_Brief_
Below is a listing to transcribe in full and exactly; keep the pictures out.

_Data entries_
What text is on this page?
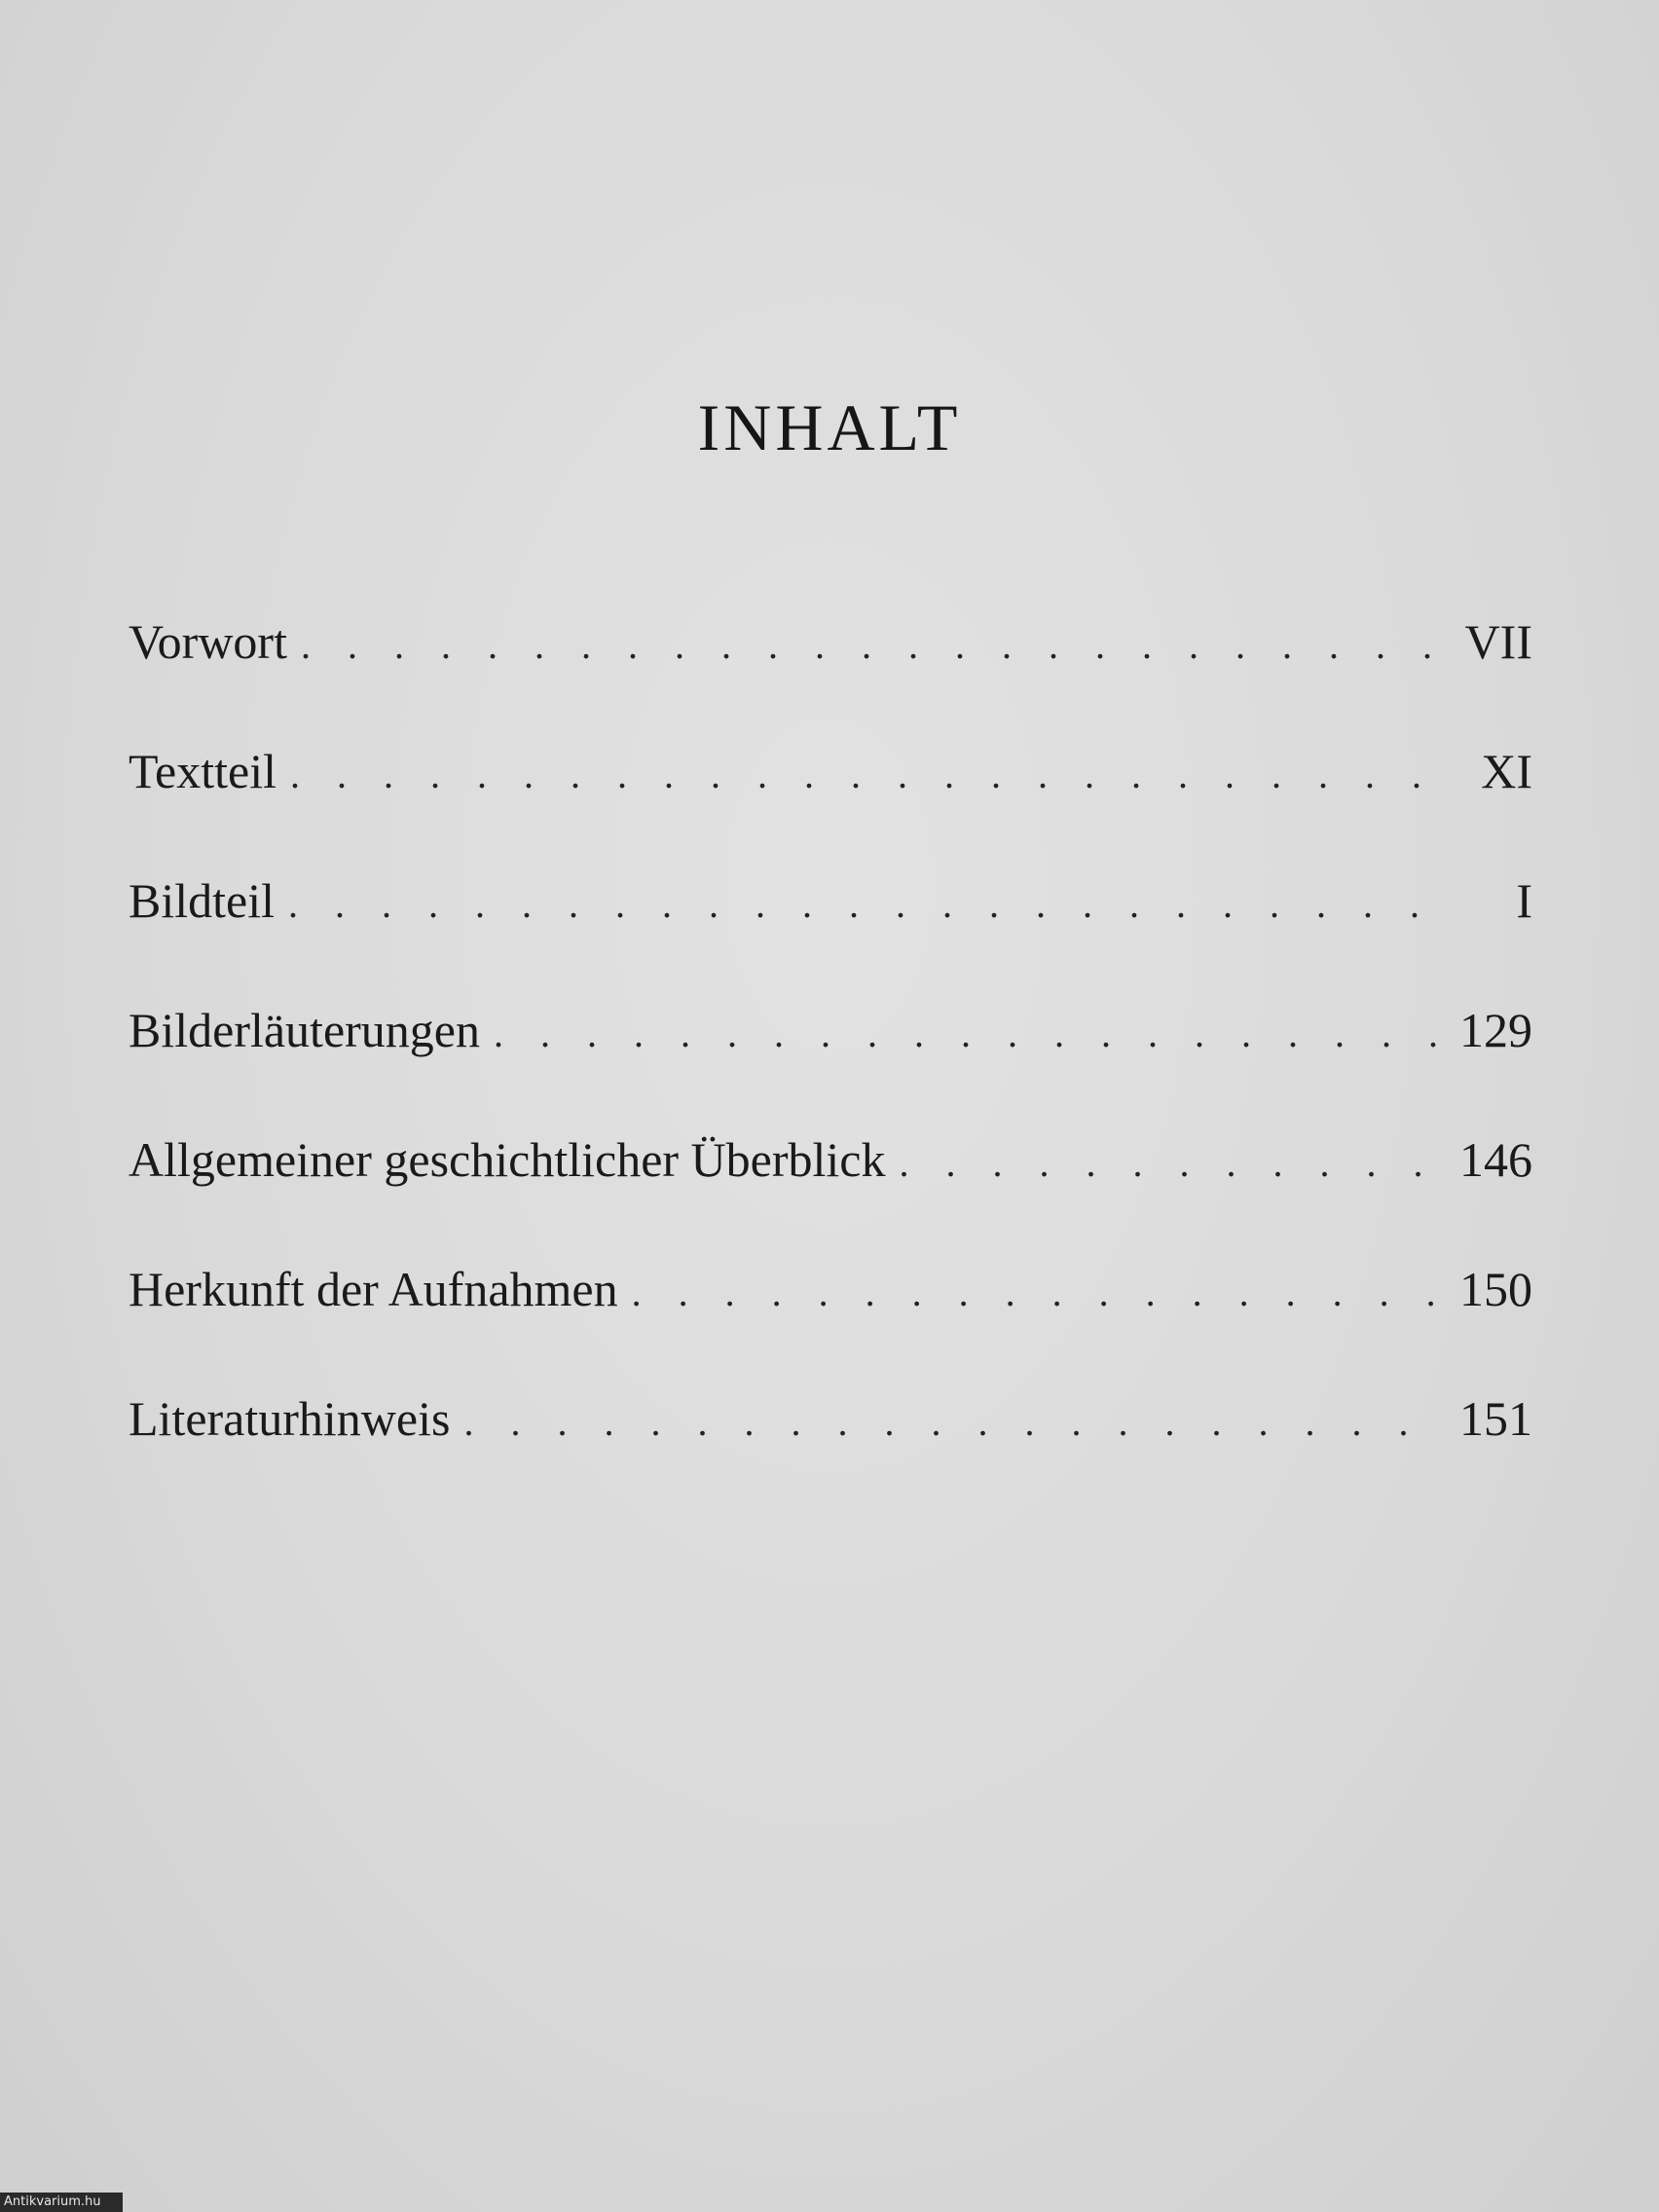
INHALT
Vorwort . . .	VII
Textteil . . .	XI
Bildteil . . .	I
Bilderläuterungen . . .	129
Allgemeiner geschichtlicher Überblick . . .	146
Herkunft der Aufnahmen . . .	150
Literaturhinweis . . .	151
Antikvarium.hu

_Solved problem_
What text is on this page?
INHALT
Vorwort . . .	VII
Textteil . . .	XI
Bildteil . . .	I
Bilderläuterungen . . .	129
Allgemeiner geschichtlicher Überblick . . .	146
Herkunft der Aufnahmen . . .	150
Literaturhinweis . . .	151
Antikvarium.hu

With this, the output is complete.